» WORK INSTRUCTIONS
a: In the Inner Development Goals text, copy everything from "On 17th and" down to "various social illnesses.", renaming "global initiative" as "worldwide initiative".
b: Which five categories does the Inner Development Goals text say the current framework indicates?
c: In the Inner Development Goals text, which book did Michelangelo Pistoletto present at the Ambassadors' meeting?

» DOCUMENT SEGMENT
-.-.-
The Third Paradise and Inner Developement Goals
From sustainable development goals to inner development goals: Edoardo Marcenaro, head of the legal department of Enel Grids, after speaking at the Rebirth/Third Paradise ambassadors' meeting last weekend, offers his reflections and insights on the topic. “Inner Development Goals is a non-profit open-source organisation,” he said, “for the inner development, research, collection and communication of science-based skills and qualities that can help us live a purposeful, sustainable and productive life”. As Marcenaro reported, the current framework of the Inner Development Goals indicates five categories and twenty-three skills and qualities which are especially crucial in accelerating the achievement of the SDGs. The five categories (being, thinking, relating, collaborating and acting) and the related skills and capabilities are fundamental tools to put in place a practical action plan on how to achieve the 2030 Agenda.

Where do we stand with the Sustainable Development Goals?

On 17th and 18th December the general meeting of the Ambassadors of the Third Paradise was held in Cittadellarte in Biella, together with Michelangelo Pistoletto, who presented his latest book “The Formula of Creation”, written in the course of the past twenty-two years to share with all of us his life, art and philosophy from the very beginning up to today*.
On this occasion, I was given the opportunity to present the global initiative Inner Development Goals*.
The starting point for this initiative is the belief that there is a missing piece in our efforts to create a sustainable global society. We have accumulated much knowledge about environmental challenges, climate change, poverty, public health, and various social illnesses.
We have a vision of what needs to happen, we have acquired knowledge around conditions and causes, and various ideas have transformed into actions as regards the UN Agenda 2030 with its 17 critically important areas relating to sustainability, however, progress has so far been disappointing”.


We may be all focusing excessively on creating a legal and regulatory framework for implementing the UN 2030 Agenda so precise and detailed that we now have an overruled system of policies and procedures, hindering rather than facilitating the achievement of the 17 Sustainable Development Goals (“SDGs”).
-.-.-
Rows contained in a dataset
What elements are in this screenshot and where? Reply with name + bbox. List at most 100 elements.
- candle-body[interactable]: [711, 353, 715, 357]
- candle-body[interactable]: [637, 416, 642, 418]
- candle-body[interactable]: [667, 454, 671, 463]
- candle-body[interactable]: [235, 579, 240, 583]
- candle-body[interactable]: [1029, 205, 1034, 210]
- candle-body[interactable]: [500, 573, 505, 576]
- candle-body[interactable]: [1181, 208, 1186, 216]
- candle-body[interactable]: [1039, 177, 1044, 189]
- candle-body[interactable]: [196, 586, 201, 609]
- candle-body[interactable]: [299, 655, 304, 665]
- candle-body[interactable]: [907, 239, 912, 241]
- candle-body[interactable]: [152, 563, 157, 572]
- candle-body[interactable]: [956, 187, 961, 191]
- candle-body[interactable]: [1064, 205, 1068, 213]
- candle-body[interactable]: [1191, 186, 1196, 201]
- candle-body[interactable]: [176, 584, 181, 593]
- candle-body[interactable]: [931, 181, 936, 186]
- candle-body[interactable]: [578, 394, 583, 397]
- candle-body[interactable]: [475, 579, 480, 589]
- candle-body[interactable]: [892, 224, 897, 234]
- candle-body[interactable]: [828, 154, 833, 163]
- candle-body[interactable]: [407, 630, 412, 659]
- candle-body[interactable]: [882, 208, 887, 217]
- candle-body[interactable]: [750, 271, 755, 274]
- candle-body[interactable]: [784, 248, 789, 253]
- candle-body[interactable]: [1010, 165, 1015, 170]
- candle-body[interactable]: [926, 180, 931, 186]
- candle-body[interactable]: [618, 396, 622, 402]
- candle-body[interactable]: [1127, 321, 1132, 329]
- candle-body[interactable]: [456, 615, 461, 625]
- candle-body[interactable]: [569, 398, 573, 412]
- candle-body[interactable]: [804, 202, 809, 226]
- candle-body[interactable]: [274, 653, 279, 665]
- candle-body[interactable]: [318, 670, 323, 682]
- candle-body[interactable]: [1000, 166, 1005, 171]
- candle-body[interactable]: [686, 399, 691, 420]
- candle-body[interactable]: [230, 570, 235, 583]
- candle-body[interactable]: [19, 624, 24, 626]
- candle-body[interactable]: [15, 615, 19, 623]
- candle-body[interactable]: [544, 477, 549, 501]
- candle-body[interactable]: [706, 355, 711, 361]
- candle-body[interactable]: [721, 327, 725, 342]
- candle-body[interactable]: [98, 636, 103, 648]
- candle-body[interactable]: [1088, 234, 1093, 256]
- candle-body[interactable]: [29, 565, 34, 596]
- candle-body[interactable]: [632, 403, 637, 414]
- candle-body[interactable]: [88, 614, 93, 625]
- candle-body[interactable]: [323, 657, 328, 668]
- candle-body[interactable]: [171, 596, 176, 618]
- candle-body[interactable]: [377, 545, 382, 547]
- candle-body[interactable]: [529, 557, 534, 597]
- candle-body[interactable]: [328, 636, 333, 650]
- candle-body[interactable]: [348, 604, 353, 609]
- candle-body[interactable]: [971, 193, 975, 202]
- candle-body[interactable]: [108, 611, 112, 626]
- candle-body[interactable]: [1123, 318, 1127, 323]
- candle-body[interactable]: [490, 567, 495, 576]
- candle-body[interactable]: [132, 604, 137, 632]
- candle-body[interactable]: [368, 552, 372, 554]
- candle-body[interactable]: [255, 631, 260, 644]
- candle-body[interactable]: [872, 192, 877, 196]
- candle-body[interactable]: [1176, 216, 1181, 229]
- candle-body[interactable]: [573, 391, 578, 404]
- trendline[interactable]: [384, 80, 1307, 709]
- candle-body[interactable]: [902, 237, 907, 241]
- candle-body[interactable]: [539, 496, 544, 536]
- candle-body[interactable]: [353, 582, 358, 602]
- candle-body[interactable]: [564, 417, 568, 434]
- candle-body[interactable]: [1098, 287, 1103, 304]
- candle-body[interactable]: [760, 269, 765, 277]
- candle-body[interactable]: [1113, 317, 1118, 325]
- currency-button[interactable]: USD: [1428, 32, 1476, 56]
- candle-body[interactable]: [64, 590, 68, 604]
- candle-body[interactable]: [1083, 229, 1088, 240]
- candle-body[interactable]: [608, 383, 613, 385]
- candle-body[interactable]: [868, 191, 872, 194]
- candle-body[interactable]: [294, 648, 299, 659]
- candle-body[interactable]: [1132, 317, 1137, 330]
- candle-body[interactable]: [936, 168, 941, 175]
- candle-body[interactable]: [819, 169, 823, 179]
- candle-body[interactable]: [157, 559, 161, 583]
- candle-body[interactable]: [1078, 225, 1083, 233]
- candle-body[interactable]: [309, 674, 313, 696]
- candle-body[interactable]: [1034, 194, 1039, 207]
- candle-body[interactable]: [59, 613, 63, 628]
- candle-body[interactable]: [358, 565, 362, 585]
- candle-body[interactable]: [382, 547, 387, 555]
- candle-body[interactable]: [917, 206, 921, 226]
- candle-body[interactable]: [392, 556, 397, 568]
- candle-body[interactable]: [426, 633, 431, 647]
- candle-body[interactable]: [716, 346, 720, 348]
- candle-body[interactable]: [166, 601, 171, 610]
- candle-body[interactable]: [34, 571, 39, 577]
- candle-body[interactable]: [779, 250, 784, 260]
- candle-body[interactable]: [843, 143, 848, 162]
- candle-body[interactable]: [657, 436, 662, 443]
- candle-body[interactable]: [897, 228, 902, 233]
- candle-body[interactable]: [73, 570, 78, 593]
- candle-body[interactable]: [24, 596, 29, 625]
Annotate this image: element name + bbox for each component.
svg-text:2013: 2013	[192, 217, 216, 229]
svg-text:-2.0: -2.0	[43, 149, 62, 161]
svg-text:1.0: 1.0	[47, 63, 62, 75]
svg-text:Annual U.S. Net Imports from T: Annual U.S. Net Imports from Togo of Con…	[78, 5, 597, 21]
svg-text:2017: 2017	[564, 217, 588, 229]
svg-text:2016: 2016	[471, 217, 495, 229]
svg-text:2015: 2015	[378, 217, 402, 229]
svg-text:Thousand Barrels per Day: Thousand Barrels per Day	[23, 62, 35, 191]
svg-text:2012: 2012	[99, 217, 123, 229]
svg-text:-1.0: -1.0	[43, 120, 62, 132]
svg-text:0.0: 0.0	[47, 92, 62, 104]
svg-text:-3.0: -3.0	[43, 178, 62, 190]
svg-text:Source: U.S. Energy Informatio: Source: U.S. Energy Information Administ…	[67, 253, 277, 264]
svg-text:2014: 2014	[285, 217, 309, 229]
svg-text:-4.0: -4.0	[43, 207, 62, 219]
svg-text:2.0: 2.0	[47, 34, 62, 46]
-.-.-
» WORKED ANSWERS
a:
On 17th and 18th December the general meeting of the Ambassadors of the Third Paradise was held in Cittadellarte in Biella, together with Michelangelo Pistoletto, who presented his latest book “The Formula of Creation”, written in the course of the past twenty-two years to share with all of us his life, art and philosophy from the very beginning up to today*.
On this occasion, I was given the opportunity to present the worldwide initiative Inner Development Goals*.
The starting point for this initiative is the belief that there is a missing piece in our efforts to create a sustainable global society. We have accumulated much knowledge about environmental challenges, climate change, poverty, public health, and various social illnesses.

b: Being, thinking, relating, collaborating and acting.

c: "The Formula of Creation."